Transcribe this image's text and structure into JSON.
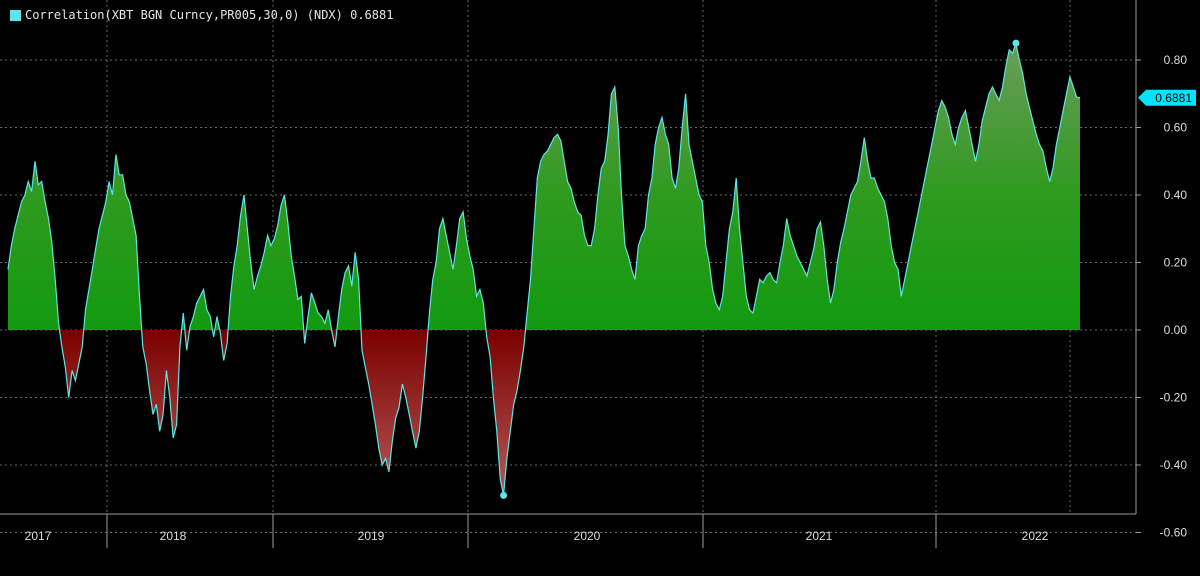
{
  "chart_data": {
    "type": "area",
    "legend_label": "Correlation(XBT BGN Curncy,PR005,30,0) (NDX) 0.6881",
    "last_value_label": "0.6881",
    "series": [
      {
        "values": [
          0.18,
          0.25,
          0.3,
          0.34,
          0.38,
          0.4,
          0.44,
          0.41,
          0.5,
          0.43,
          0.44,
          0.38,
          0.33,
          0.26,
          0.15,
          0.02,
          -0.05,
          -0.11,
          -0.2,
          -0.12,
          -0.15,
          -0.1,
          -0.05,
          0.06,
          0.12,
          0.18,
          0.24,
          0.3,
          0.34,
          0.38,
          0.44,
          0.4,
          0.52,
          0.46,
          0.46,
          0.4,
          0.38,
          0.33,
          0.28,
          0.1,
          -0.05,
          -0.1,
          -0.18,
          -0.25,
          -0.22,
          -0.3,
          -0.25,
          -0.12,
          -0.2,
          -0.32,
          -0.28,
          -0.05,
          0.05,
          -0.06,
          0.01,
          0.04,
          0.08,
          0.1,
          0.12,
          0.06,
          0.04,
          -0.02,
          0.04,
          -0.01,
          -0.09,
          -0.04,
          0.1,
          0.19,
          0.25,
          0.34,
          0.4,
          0.3,
          0.2,
          0.12,
          0.16,
          0.19,
          0.23,
          0.28,
          0.25,
          0.27,
          0.31,
          0.37,
          0.4,
          0.32,
          0.22,
          0.16,
          0.09,
          0.1,
          -0.04,
          0.04,
          0.11,
          0.08,
          0.05,
          0.04,
          0.02,
          0.06,
          0.0,
          -0.05,
          0.04,
          0.12,
          0.17,
          0.19,
          0.13,
          0.23,
          0.15,
          -0.06,
          -0.11,
          -0.16,
          -0.22,
          -0.28,
          -0.35,
          -0.4,
          -0.38,
          -0.42,
          -0.33,
          -0.26,
          -0.23,
          -0.16,
          -0.2,
          -0.25,
          -0.3,
          -0.35,
          -0.3,
          -0.2,
          -0.08,
          0.05,
          0.15,
          0.2,
          0.3,
          0.33,
          0.28,
          0.23,
          0.18,
          0.25,
          0.33,
          0.35,
          0.27,
          0.22,
          0.18,
          0.1,
          0.12,
          0.08,
          -0.02,
          -0.08,
          -0.2,
          -0.3,
          -0.44,
          -0.49,
          -0.38,
          -0.3,
          -0.22,
          -0.18,
          -0.12,
          -0.05,
          0.05,
          0.15,
          0.3,
          0.45,
          0.5,
          0.52,
          0.53,
          0.55,
          0.57,
          0.58,
          0.56,
          0.5,
          0.44,
          0.42,
          0.38,
          0.35,
          0.34,
          0.28,
          0.25,
          0.25,
          0.3,
          0.4,
          0.48,
          0.5,
          0.58,
          0.7,
          0.72,
          0.6,
          0.4,
          0.25,
          0.22,
          0.18,
          0.15,
          0.25,
          0.28,
          0.3,
          0.4,
          0.45,
          0.55,
          0.6,
          0.63,
          0.58,
          0.55,
          0.45,
          0.42,
          0.48,
          0.6,
          0.7,
          0.55,
          0.5,
          0.45,
          0.4,
          0.38,
          0.25,
          0.2,
          0.12,
          0.08,
          0.06,
          0.1,
          0.2,
          0.3,
          0.35,
          0.45,
          0.3,
          0.2,
          0.1,
          0.06,
          0.05,
          0.1,
          0.15,
          0.14,
          0.16,
          0.17,
          0.15,
          0.14,
          0.2,
          0.25,
          0.33,
          0.28,
          0.25,
          0.22,
          0.2,
          0.18,
          0.16,
          0.2,
          0.24,
          0.3,
          0.32,
          0.25,
          0.15,
          0.08,
          0.12,
          0.2,
          0.26,
          0.3,
          0.35,
          0.4,
          0.42,
          0.44,
          0.5,
          0.57,
          0.5,
          0.45,
          0.45,
          0.42,
          0.4,
          0.38,
          0.33,
          0.25,
          0.2,
          0.18,
          0.1,
          0.15,
          0.2,
          0.25,
          0.3,
          0.35,
          0.4,
          0.45,
          0.5,
          0.55,
          0.6,
          0.65,
          0.68,
          0.66,
          0.63,
          0.58,
          0.55,
          0.6,
          0.63,
          0.65,
          0.6,
          0.55,
          0.5,
          0.55,
          0.62,
          0.66,
          0.7,
          0.72,
          0.7,
          0.68,
          0.72,
          0.78,
          0.83,
          0.82,
          0.85,
          0.8,
          0.76,
          0.7,
          0.66,
          0.62,
          0.58,
          0.55,
          0.53,
          0.48,
          0.44,
          0.48,
          0.55,
          0.6,
          0.65,
          0.7,
          0.75,
          0.72,
          0.69,
          0.6881
        ]
      }
    ],
    "x_labels": [
      "2017",
      "2018",
      "2019",
      "2020",
      "2021",
      "2022"
    ],
    "y_ticks": [
      0.8,
      0.6,
      0.4,
      0.2,
      0.0,
      -0.2,
      -0.4,
      -0.6
    ],
    "y_tick_labels": [
      "0.80",
      "0.60",
      "0.40",
      "0.20",
      "0.00",
      "-0.20",
      "-0.40",
      "-0.60"
    ],
    "ylim": [
      -0.62,
      0.92
    ],
    "grid": true,
    "colors": {
      "line": "#5ce6e6",
      "positive_fill": "#1f9e1f",
      "negative_fill": "#a01010",
      "marker": "#5ce6e6",
      "grid": "#6a6a6a",
      "axis": "#9a9a9a",
      "text": "#dddddd",
      "label_bg": "#00e5ff"
    }
  }
}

### Task to complete
Reproduce each line of the records exactly, and omit every picture.

### Complete output
Transcribe this image's text and structure into JSON.
{
  "chart_data": {
    "type": "area",
    "legend_label": "Correlation(XBT BGN Curncy,PR005,30,0) (NDX) 0.6881",
    "last_value_label": "0.6881",
    "series": [
      {
        "values": [
          0.18,
          0.25,
          0.3,
          0.34,
          0.38,
          0.4,
          0.44,
          0.41,
          0.5,
          0.43,
          0.44,
          0.38,
          0.33,
          0.26,
          0.15,
          0.02,
          -0.05,
          -0.11,
          -0.2,
          -0.12,
          -0.15,
          -0.1,
          -0.05,
          0.06,
          0.12,
          0.18,
          0.24,
          0.3,
          0.34,
          0.38,
          0.44,
          0.4,
          0.52,
          0.46,
          0.46,
          0.4,
          0.38,
          0.33,
          0.28,
          0.1,
          -0.05,
          -0.1,
          -0.18,
          -0.25,
          -0.22,
          -0.3,
          -0.25,
          -0.12,
          -0.2,
          -0.32,
          -0.28,
          -0.05,
          0.05,
          -0.06,
          0.01,
          0.04,
          0.08,
          0.1,
          0.12,
          0.06,
          0.04,
          -0.02,
          0.04,
          -0.01,
          -0.09,
          -0.04,
          0.1,
          0.19,
          0.25,
          0.34,
          0.4,
          0.3,
          0.2,
          0.12,
          0.16,
          0.19,
          0.23,
          0.28,
          0.25,
          0.27,
          0.31,
          0.37,
          0.4,
          0.32,
          0.22,
          0.16,
          0.09,
          0.1,
          -0.04,
          0.04,
          0.11,
          0.08,
          0.05,
          0.04,
          0.02,
          0.06,
          0.0,
          -0.05,
          0.04,
          0.12,
          0.17,
          0.19,
          0.13,
          0.23,
          0.15,
          -0.06,
          -0.11,
          -0.16,
          -0.22,
          -0.28,
          -0.35,
          -0.4,
          -0.38,
          -0.42,
          -0.33,
          -0.26,
          -0.23,
          -0.16,
          -0.2,
          -0.25,
          -0.3,
          -0.35,
          -0.3,
          -0.2,
          -0.08,
          0.05,
          0.15,
          0.2,
          0.3,
          0.33,
          0.28,
          0.23,
          0.18,
          0.25,
          0.33,
          0.35,
          0.27,
          0.22,
          0.18,
          0.1,
          0.12,
          0.08,
          -0.02,
          -0.08,
          -0.2,
          -0.3,
          -0.44,
          -0.49,
          -0.38,
          -0.3,
          -0.22,
          -0.18,
          -0.12,
          -0.05,
          0.05,
          0.15,
          0.3,
          0.45,
          0.5,
          0.52,
          0.53,
          0.55,
          0.57,
          0.58,
          0.56,
          0.5,
          0.44,
          0.42,
          0.38,
          0.35,
          0.34,
          0.28,
          0.25,
          0.25,
          0.3,
          0.4,
          0.48,
          0.5,
          0.58,
          0.7,
          0.72,
          0.6,
          0.4,
          0.25,
          0.22,
          0.18,
          0.15,
          0.25,
          0.28,
          0.3,
          0.4,
          0.45,
          0.55,
          0.6,
          0.63,
          0.58,
          0.55,
          0.45,
          0.42,
          0.48,
          0.6,
          0.7,
          0.55,
          0.5,
          0.45,
          0.4,
          0.38,
          0.25,
          0.2,
          0.12,
          0.08,
          0.06,
          0.1,
          0.2,
          0.3,
          0.35,
          0.45,
          0.3,
          0.2,
          0.1,
          0.06,
          0.05,
          0.1,
          0.15,
          0.14,
          0.16,
          0.17,
          0.15,
          0.14,
          0.2,
          0.25,
          0.33,
          0.28,
          0.25,
          0.22,
          0.2,
          0.18,
          0.16,
          0.2,
          0.24,
          0.3,
          0.32,
          0.25,
          0.15,
          0.08,
          0.12,
          0.2,
          0.26,
          0.3,
          0.35,
          0.4,
          0.42,
          0.44,
          0.5,
          0.57,
          0.5,
          0.45,
          0.45,
          0.42,
          0.4,
          0.38,
          0.33,
          0.25,
          0.2,
          0.18,
          0.1,
          0.15,
          0.2,
          0.25,
          0.3,
          0.35,
          0.4,
          0.45,
          0.5,
          0.55,
          0.6,
          0.65,
          0.68,
          0.66,
          0.63,
          0.58,
          0.55,
          0.6,
          0.63,
          0.65,
          0.6,
          0.55,
          0.5,
          0.55,
          0.62,
          0.66,
          0.7,
          0.72,
          0.7,
          0.68,
          0.72,
          0.78,
          0.83,
          0.82,
          0.85,
          0.8,
          0.76,
          0.7,
          0.66,
          0.62,
          0.58,
          0.55,
          0.53,
          0.48,
          0.44,
          0.48,
          0.55,
          0.6,
          0.65,
          0.7,
          0.75,
          0.72,
          0.69,
          0.6881
        ]
      }
    ],
    "x_labels": [
      "2017",
      "2018",
      "2019",
      "2020",
      "2021",
      "2022"
    ],
    "y_ticks": [
      0.8,
      0.6,
      0.4,
      0.2,
      0.0,
      -0.2,
      -0.4,
      -0.6
    ],
    "y_tick_labels": [
      "0.80",
      "0.60",
      "0.40",
      "0.20",
      "0.00",
      "-0.20",
      "-0.40",
      "-0.60"
    ],
    "ylim": [
      -0.62,
      0.92
    ],
    "grid": true,
    "colors": {
      "line": "#5ce6e6",
      "positive_fill": "#1f9e1f",
      "negative_fill": "#a01010",
      "marker": "#5ce6e6",
      "grid": "#6a6a6a",
      "axis": "#9a9a9a",
      "text": "#dddddd",
      "label_bg": "#00e5ff"
    }
  }
}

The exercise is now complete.